TASK BRIEF: Locate every line that holds the string "color" and copy it.

[Dataset entries on figures]
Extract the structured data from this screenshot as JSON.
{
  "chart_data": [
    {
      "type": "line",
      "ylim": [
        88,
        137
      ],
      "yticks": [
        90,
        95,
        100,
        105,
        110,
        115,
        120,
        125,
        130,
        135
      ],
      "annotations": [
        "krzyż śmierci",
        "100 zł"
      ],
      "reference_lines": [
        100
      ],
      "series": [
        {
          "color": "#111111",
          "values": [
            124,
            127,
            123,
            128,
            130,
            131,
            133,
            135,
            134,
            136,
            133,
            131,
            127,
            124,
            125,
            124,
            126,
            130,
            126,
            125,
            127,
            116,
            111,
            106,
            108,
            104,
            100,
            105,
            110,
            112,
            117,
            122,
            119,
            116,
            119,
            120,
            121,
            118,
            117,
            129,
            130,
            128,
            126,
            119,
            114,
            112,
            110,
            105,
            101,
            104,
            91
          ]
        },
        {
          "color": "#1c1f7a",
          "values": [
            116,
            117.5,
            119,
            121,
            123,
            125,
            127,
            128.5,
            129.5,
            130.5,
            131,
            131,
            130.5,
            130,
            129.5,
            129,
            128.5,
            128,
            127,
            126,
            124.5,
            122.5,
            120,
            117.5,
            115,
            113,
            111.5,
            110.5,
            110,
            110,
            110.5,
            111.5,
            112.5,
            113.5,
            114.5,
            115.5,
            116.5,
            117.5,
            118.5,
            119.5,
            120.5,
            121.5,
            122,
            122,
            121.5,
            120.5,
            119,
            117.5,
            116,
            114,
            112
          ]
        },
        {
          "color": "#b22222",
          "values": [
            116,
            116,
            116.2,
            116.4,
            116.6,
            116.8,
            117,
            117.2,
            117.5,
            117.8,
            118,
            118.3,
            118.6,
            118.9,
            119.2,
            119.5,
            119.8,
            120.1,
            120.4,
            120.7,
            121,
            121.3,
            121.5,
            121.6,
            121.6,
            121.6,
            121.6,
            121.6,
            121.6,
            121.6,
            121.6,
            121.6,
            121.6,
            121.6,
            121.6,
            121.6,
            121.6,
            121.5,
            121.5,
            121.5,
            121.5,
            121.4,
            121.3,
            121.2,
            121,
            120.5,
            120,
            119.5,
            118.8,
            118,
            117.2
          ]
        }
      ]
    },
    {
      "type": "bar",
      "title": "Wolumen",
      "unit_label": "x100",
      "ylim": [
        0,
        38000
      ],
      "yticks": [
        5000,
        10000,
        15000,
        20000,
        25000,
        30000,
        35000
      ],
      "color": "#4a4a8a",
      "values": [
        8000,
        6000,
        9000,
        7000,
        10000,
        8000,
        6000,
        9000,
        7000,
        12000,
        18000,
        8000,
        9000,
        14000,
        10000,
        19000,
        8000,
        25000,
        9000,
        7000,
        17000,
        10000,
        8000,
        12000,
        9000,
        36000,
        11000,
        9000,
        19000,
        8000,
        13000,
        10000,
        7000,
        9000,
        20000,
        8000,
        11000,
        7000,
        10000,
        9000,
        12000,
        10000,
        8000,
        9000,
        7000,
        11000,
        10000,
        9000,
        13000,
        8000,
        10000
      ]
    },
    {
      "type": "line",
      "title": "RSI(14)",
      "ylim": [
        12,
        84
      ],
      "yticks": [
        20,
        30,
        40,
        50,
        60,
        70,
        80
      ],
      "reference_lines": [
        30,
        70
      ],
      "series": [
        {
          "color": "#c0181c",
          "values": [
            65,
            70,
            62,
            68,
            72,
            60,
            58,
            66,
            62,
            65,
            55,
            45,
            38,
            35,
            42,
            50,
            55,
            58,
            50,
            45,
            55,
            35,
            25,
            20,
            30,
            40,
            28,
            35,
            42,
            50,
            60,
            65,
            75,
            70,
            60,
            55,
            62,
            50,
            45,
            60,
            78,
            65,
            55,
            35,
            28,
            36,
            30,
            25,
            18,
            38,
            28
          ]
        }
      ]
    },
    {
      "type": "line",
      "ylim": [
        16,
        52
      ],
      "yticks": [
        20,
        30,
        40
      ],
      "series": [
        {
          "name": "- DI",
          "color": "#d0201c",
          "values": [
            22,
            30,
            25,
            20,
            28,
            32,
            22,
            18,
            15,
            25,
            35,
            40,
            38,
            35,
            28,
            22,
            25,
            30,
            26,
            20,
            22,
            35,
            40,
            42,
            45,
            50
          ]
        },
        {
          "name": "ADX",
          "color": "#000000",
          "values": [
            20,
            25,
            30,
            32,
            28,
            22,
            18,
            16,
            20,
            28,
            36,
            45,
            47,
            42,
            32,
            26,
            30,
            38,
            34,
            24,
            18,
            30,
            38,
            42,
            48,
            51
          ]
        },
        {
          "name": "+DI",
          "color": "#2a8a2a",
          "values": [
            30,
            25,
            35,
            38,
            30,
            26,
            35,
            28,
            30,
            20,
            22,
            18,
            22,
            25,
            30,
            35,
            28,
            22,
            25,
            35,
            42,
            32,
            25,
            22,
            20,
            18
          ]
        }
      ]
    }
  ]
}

TASK SOLUTION:
          "color": "#111111",
          "color": "#1c1f7a",
          "color": "#b22222",
      "color": "#4a4a8a",
          "color": "#c0181c",
          "color": "#d0201c",
          "color": "#000000",
          "color": "#2a8a2a",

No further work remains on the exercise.